START DATASET ROWS

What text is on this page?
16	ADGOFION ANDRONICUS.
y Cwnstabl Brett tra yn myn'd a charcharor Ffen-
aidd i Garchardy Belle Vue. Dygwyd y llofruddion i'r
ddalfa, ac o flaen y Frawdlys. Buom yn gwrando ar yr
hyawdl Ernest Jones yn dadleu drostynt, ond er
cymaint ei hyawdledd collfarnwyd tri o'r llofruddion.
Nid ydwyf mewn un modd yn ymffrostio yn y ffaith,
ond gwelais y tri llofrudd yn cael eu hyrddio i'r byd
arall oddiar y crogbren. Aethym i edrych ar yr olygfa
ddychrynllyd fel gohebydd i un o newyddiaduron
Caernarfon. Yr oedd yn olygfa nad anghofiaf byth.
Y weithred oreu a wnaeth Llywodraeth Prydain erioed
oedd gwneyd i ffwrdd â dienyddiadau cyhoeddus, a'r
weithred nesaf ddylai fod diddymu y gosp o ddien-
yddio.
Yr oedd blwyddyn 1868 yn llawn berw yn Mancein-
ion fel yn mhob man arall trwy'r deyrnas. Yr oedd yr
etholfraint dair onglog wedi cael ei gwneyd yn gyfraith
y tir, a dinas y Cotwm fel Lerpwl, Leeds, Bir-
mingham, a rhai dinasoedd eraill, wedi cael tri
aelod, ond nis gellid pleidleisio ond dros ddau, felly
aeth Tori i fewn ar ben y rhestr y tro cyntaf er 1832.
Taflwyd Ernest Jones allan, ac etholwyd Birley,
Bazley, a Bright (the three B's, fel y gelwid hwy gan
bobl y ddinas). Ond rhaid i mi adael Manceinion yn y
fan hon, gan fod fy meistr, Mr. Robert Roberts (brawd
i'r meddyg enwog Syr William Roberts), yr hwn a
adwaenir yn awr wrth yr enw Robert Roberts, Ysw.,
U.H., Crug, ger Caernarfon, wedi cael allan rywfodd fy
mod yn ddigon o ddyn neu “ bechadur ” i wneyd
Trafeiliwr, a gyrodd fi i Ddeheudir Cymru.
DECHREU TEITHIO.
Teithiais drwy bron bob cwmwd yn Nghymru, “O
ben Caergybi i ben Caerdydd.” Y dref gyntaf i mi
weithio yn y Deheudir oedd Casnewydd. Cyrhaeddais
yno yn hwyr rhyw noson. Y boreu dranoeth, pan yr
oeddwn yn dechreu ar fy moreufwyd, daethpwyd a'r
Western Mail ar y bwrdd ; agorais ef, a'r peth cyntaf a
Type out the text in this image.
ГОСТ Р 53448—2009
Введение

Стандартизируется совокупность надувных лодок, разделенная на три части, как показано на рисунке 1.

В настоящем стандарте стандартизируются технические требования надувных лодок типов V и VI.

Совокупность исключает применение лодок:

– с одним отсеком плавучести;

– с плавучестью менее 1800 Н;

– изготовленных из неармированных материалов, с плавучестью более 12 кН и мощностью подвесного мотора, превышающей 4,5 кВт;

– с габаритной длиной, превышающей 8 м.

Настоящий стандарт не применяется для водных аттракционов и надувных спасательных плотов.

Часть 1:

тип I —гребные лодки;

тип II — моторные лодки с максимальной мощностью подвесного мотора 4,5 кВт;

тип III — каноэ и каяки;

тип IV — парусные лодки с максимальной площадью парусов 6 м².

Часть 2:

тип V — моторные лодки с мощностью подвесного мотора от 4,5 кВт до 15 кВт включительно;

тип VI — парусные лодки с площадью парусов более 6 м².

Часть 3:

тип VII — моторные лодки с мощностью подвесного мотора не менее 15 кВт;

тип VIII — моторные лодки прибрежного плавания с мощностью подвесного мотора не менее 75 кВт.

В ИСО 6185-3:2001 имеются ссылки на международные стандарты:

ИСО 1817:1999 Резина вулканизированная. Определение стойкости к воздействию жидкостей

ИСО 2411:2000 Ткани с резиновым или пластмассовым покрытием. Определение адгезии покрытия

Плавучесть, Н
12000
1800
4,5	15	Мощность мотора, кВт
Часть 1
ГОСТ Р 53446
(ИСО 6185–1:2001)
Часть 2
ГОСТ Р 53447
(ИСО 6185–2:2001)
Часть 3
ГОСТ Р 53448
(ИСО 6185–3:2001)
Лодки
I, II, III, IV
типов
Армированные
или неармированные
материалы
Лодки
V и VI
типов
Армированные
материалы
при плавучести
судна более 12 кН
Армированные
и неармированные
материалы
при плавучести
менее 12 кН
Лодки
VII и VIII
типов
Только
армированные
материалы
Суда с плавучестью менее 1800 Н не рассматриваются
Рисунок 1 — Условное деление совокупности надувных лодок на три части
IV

END DATASET ROWS

* [TO DO] Say how many lines of the data include the string "плавучестью". Nothing other than the number should be given.

* [SOLUTION TO THE PROBLEM] 3